Stored records:
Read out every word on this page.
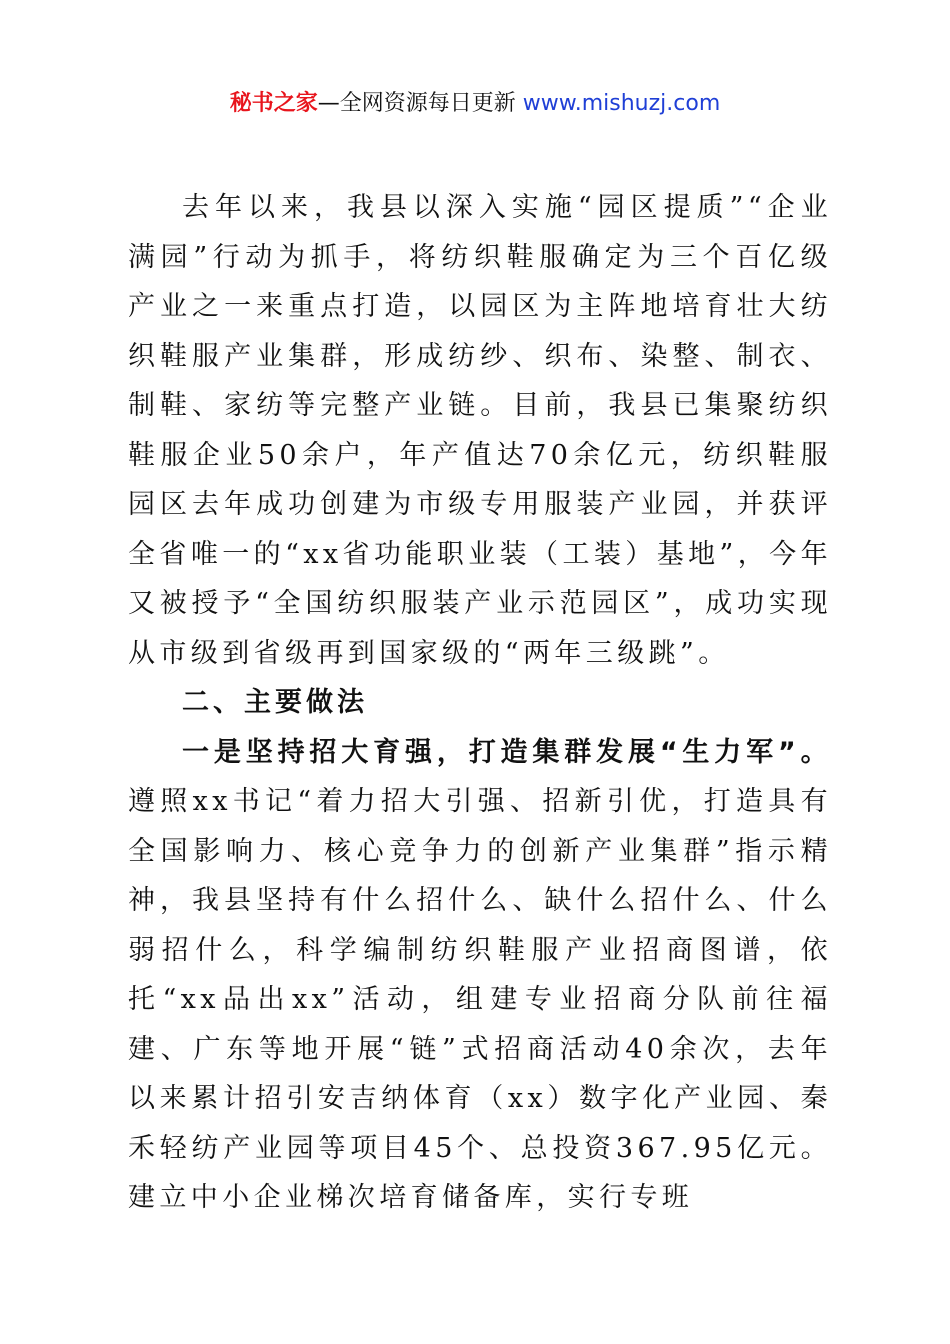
秘书之家—全网资源每日更新 www.mishuzj.com

去年以来，我县以深入实施“园区提质”“企业满园”行动为抓手，将纺织鞋服确定为三个百亿级产业之一来重点打造，以园区为主阵地培育壮大纺织鞋服产业集群，形成纺纱、织布、染整、制衣、制鞋、家纺等完整产业链。目前，我县已集聚纺织鞋服企业50余户，年产值达70余亿元，纺织鞋服园区去年成功创建为市级专用服装产业园，并获评全省唯一的“xx省功能职业装（工装）基地”，今年又被授予“全国纺织服装产业示范园区”，成功实现从市级到省级再到国家级的“两年三级跳”。

二、主要做法

一是坚持招大育强，打造集群发展“生力军”。遵照xx书记“着力招大引强、招新引优，打造具有全国影响力、核心竞争力的创新产业集群”指示精神，我县坚持有什么招什么、缺什么招什么、什么弱招什么，科学编制纺织鞋服产业招商图谱，依托“xx品出xx”活动，组建专业招商分队前往福建、广东等地开展“链”式招商活动40余次，去年以来累计招引安吉纳体育（xx）数字化产业园、秦禾轻纺产业园等项目45个、总投资367.95亿元。建立中小企业梯次培育储备库，实行专班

What to work on: Reproduce the whole listing exactly, but not the images in it.

Correct output:
Read out every word on this page.
秘书之家—全网资源每日更新 www.mishuzj.com

去年以来，我县以深入实施“园区提质”“企业满园”行动为抓手，将纺织鞋服确定为三个百亿级产业之一来重点打造，以园区为主阵地培育壮大纺织鞋服产业集群，形成纺纱、织布、染整、制衣、制鞋、家纺等完整产业链。目前，我县已集聚纺织鞋服企业50余户，年产值达70余亿元，纺织鞋服园区去年成功创建为市级专用服装产业园，并获评全省唯一的“xx省功能职业装（工装）基地”，今年又被授予“全国纺织服装产业示范园区”，成功实现从市级到省级再到国家级的“两年三级跳”。

二、主要做法

一是坚持招大育强，打造集群发展“生力军”。遵照xx书记“着力招大引强、招新引优，打造具有全国影响力、核心竞争力的创新产业集群”指示精神，我县坚持有什么招什么、缺什么招什么、什么弱招什么，科学编制纺织鞋服产业招商图谱，依托“xx品出xx”活动，组建专业招商分队前往福建、广东等地开展“链”式招商活动40余次，去年以来累计招引安吉纳体育（xx）数字化产业园、秦禾轻纺产业园等项目45个、总投资367.95亿元。建立中小企业梯次培育储备库，实行专班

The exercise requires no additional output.